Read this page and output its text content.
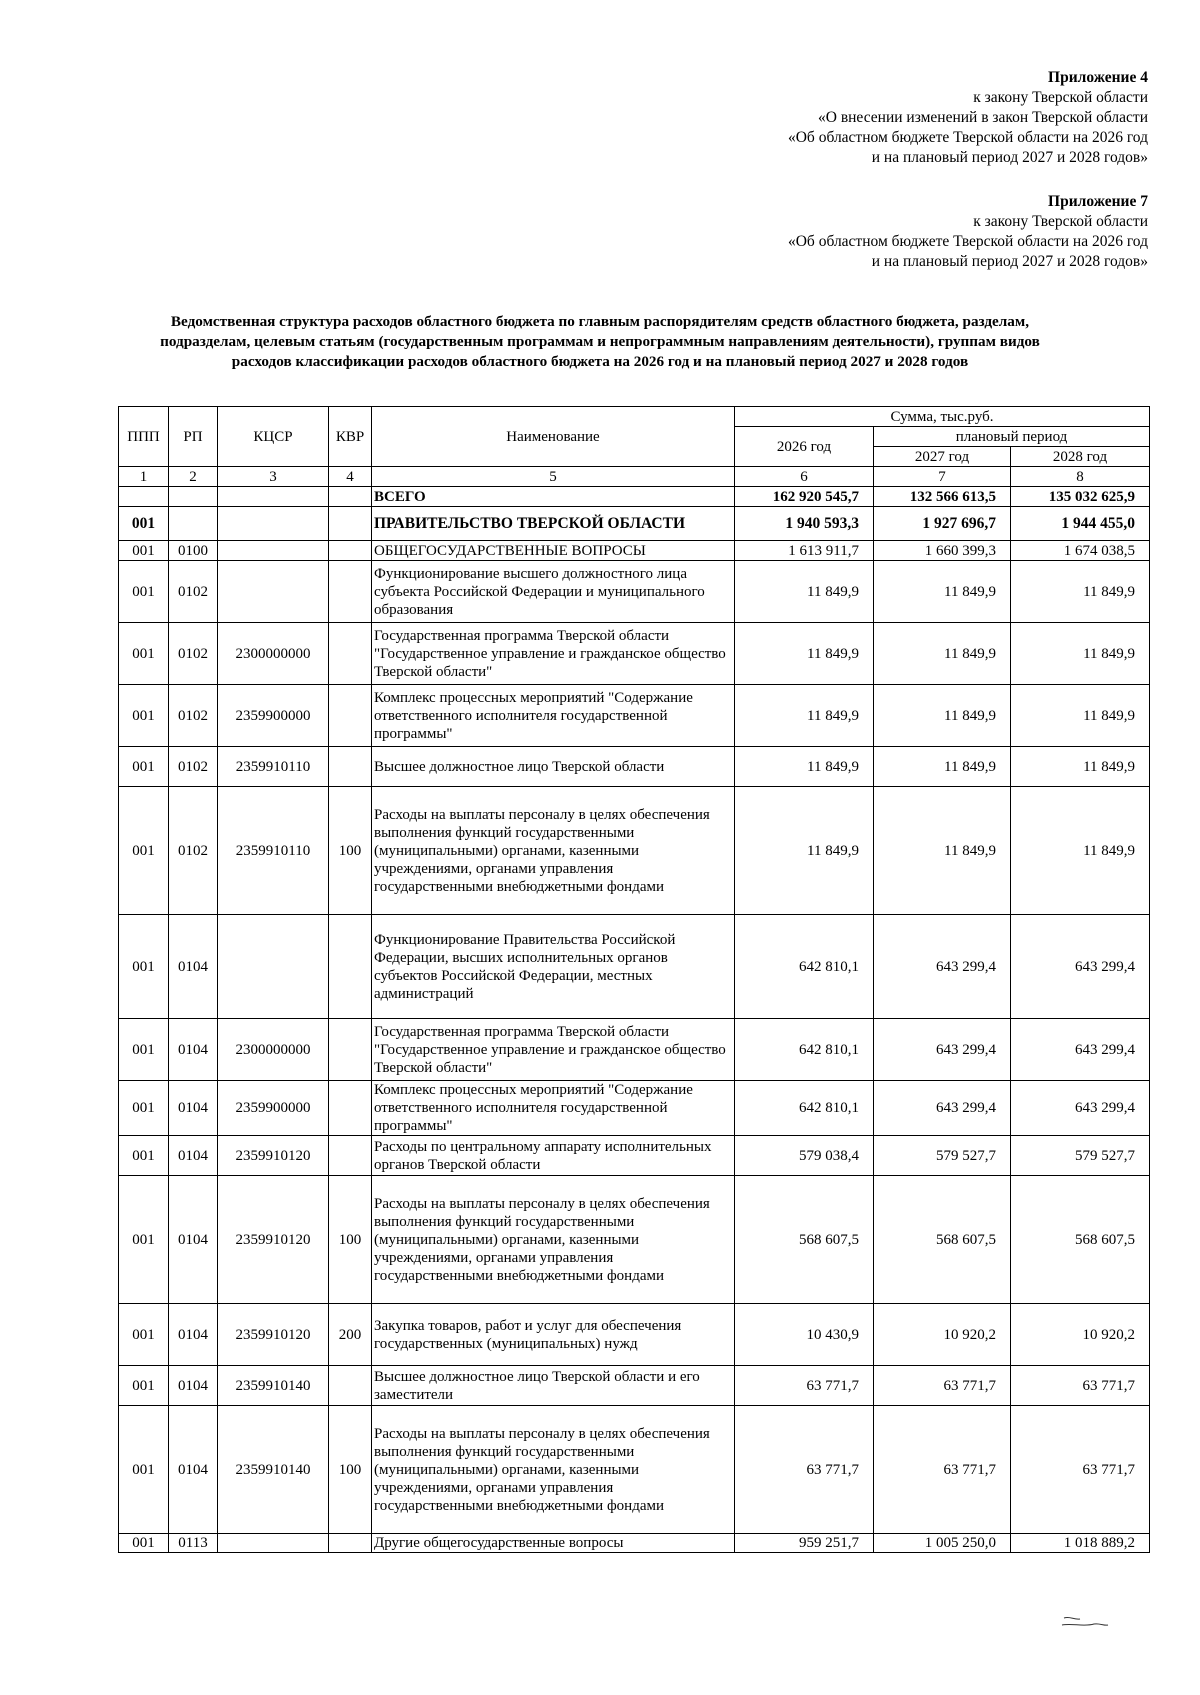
Приложение 4
к закону Тверской области
«О внесении изменений в закон Тверской области
«Об областном бюджете Тверской области на 2026 год
и на плановый период 2027 и 2028 годов»
Приложение 7
к закону Тверской области
«Об областном бюджете Тверской области на 2026 год
и на плановый период 2027 и 2028 годов»
Ведомственная структура расходов областного бюджета по главным распорядителям средств областного бюджета, разделам,
подразделам, целевым статьям (государственным программам и непрограммным направлениям деятельности), группам видов
расходов классификации расходов областного бюджета на 2026 год и на плановый период 2027 и 2028 годов
ППП	РП	КЦСР	КВР	Наименование	Сумма, тыс.руб.		
					2026 год	плановый период	
						2027 год	2028 год
1	2	3	4	5	6	7	8
				ВСЕГО	162 920 545,7	132 566 613,5	135 032 625,9
001				ПРАВИТЕЛЬСТВО ТВЕРСКОЙ ОБЛАСТИ	1 940 593,3	1 927 696,7	1 944 455,0
001	0100			ОБЩЕГОСУДАРСТВЕННЫЕ ВОПРОСЫ	1 613 911,7	1 660 399,3	1 674 038,5
001	0102			Функционирование высшего должностного лица субъекта Российской Федерации и муниципального образования	11 849,9	11 849,9	11 849,9
001	0102	2300000000		Государственная программа Тверской области "Государственное управление и гражданское общество Тверской области"	11 849,9	11 849,9	11 849,9
001	0102	2359900000		Комплекс процессных мероприятий "Содержание ответственного исполнителя государственной программы"	11 849,9	11 849,9	11 849,9
001	0102	2359910110		Высшее должностное лицо Тверской области	11 849,9	11 849,9	11 849,9
001	0102	2359910110	100	Расходы на выплаты персоналу в целях обеспечения выполнения функций государственными (муниципальными) органами, казенными учреждениями, органами управления государственными внебюджетными фондами	11 849,9	11 849,9	11 849,9
001	0104			Функционирование Правительства Российской Федерации, высших исполнительных органов субъектов Российской Федерации, местных администраций	642 810,1	643 299,4	643 299,4
001	0104	2300000000		Государственная программа Тверской области "Государственное управление и гражданское общество Тверской области"	642 810,1	643 299,4	643 299,4
001	0104	2359900000		Комплекс процессных мероприятий "Содержание ответственного исполнителя государственной программы"	642 810,1	643 299,4	643 299,4
001	0104	2359910120		Расходы по центральному аппарату исполнительных органов Тверской области	579 038,4	579 527,7	579 527,7
001	0104	2359910120	100	Расходы на выплаты персоналу в целях обеспечения выполнения функций государственными (муниципальными) органами, казенными учреждениями, органами управления государственными внебюджетными фондами	568 607,5	568 607,5	568 607,5
001	0104	2359910120	200	Закупка товаров, работ и услуг для обеспечения государственных (муниципальных) нужд	10 430,9	10 920,2	10 920,2
001	0104	2359910140		Высшее должностное лицо Тверской области и его заместители	63 771,7	63 771,7	63 771,7
001	0104	2359910140	100	Расходы на выплаты персоналу в целях обеспечения выполнения функций государственными (муниципальными) органами, казенными учреждениями, органами управления государственными внебюджетными фондами	63 771,7	63 771,7	63 771,7
001	0113			Другие общегосударственные вопросы	959 251,7	1 005 250,0	1 018 889,2
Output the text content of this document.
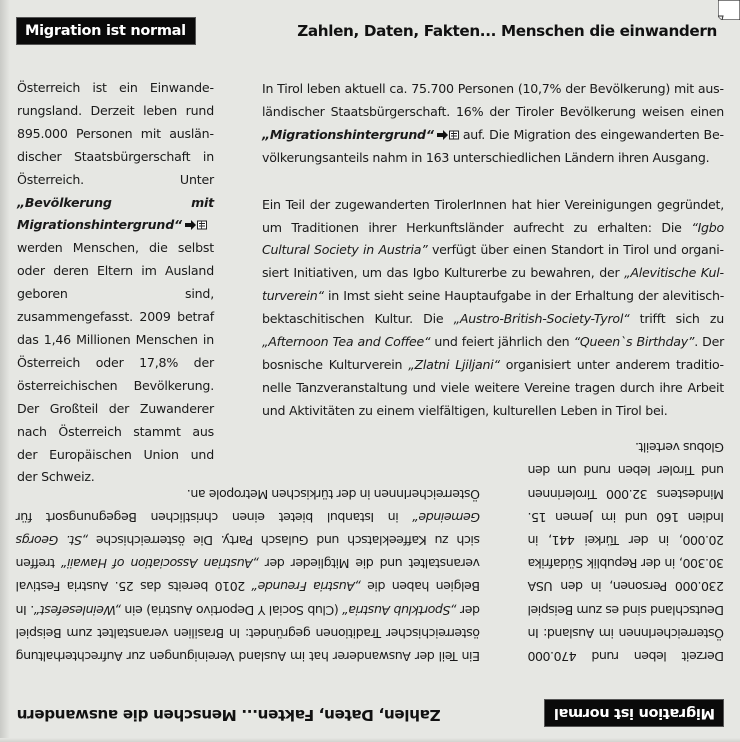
Migration ist normal	Zahlen, Daten, Fakten... Menschen die einwandern

Österreich ist ein Einwanderungsland. Derzeit leben rund 895.000 Personen mit ausländischer Staatsbürgerschaft in Österreich. Unter „Bevölkerung mit Migrationshintergrund“ werden Menschen, die selbst oder deren Eltern im Ausland geboren sind, zusammengefasst. 2009 betraf das 1,46 Millionen Menschen in Österreich oder 17,8% der österreichischen Bevölkerung. Der Großteil der Zuwanderer nach Österreich stammt aus der Europäischen Union und der Schweiz.

In Tirol leben aktuell ca. 75.700 Personen (10,7% der Bevölkerung) mit ausländischer Staatsbürgerschaft. 16% der Tiroler Bevölkerung weisen einen „Migrationshintergrund“ auf. Die Migration des eingewanderten Bevölkerungsanteils nahm in 163 unterschiedlichen Ländern ihren Ausgang.

Ein Teil der zugewanderten TirolerInnen hat hier Vereinigungen gegründet, um Traditionen ihrer Herkunftsländer aufrecht zu erhalten: Die “Igbo Cultural Society in Austria” verfügt über einen Standort in Tirol und organisiert Initiativen, um das Igbo Kulturerbe zu bewahren, der „Alevitische Kulturverein“ in Imst sieht seine Hauptaufgabe in der Erhaltung der alevitisch-bektaschitischen Kultur. Die „Austro-British-Society-Tyrol“ trifft sich zu „Afternoon Tea and Coffee“ und feiert jährlich den “Queen`s Birthday”. Der bosnische Kulturverein „Zlatni Ljiljani“ organisiert unter anderem traditionelle Tanzveranstaltung und viele weitere Vereine tragen durch ihre Arbeit und Aktivitäten zu einem vielfältigen, kulturellen Leben in Tirol bei.

Migration ist normal
Zahlen, Daten, Fakten... Menschen die auswandern

Derzeit leben rund 470.000 ÖsterreicherInnen im Ausland: In Deutschland sind es zum Beispiel 230.000 Personen, in den USA 30.300, in der Republik Südafrika 20.000, in der Türkei 441, in Indien 160 und im Jemen 15. Mindestens 32.000 Tirolerinnen und Tiroler leben rund um den Globus verteilt.

Ein Teil der Auswanderer hat im Ausland Vereinigungen zur Aufrechterhaltung österreichischer Traditionen gegründet: In Brasilien veranstaltet zum Beispiel der „Sportklub Austria“ (Club Social Y Deportivo Austria) ein „Weinlesefest“. In Belgien haben die „Austria Freunde“ 2010 bereits das 25. Austria Festival veranstaltet und die Mitglieder der „Austrian Association of Hawaii“ treffen sich zu Kaffeeklatsch und Gulasch Party. Die österreichische „St. Georgs Gemeinde“ in Istanbul bietet einen christlichen Begegnungsort für ÖsterreicherInnen in der türkischen Metropole an.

-*-*-

Spot every line that holds "Fakten" and copy it.

**Response to this task**
Migration ist normal	Zahlen, Daten, Fakten... Menschen die einwandern
Zahlen, Daten, Fakten... Menschen die auswandern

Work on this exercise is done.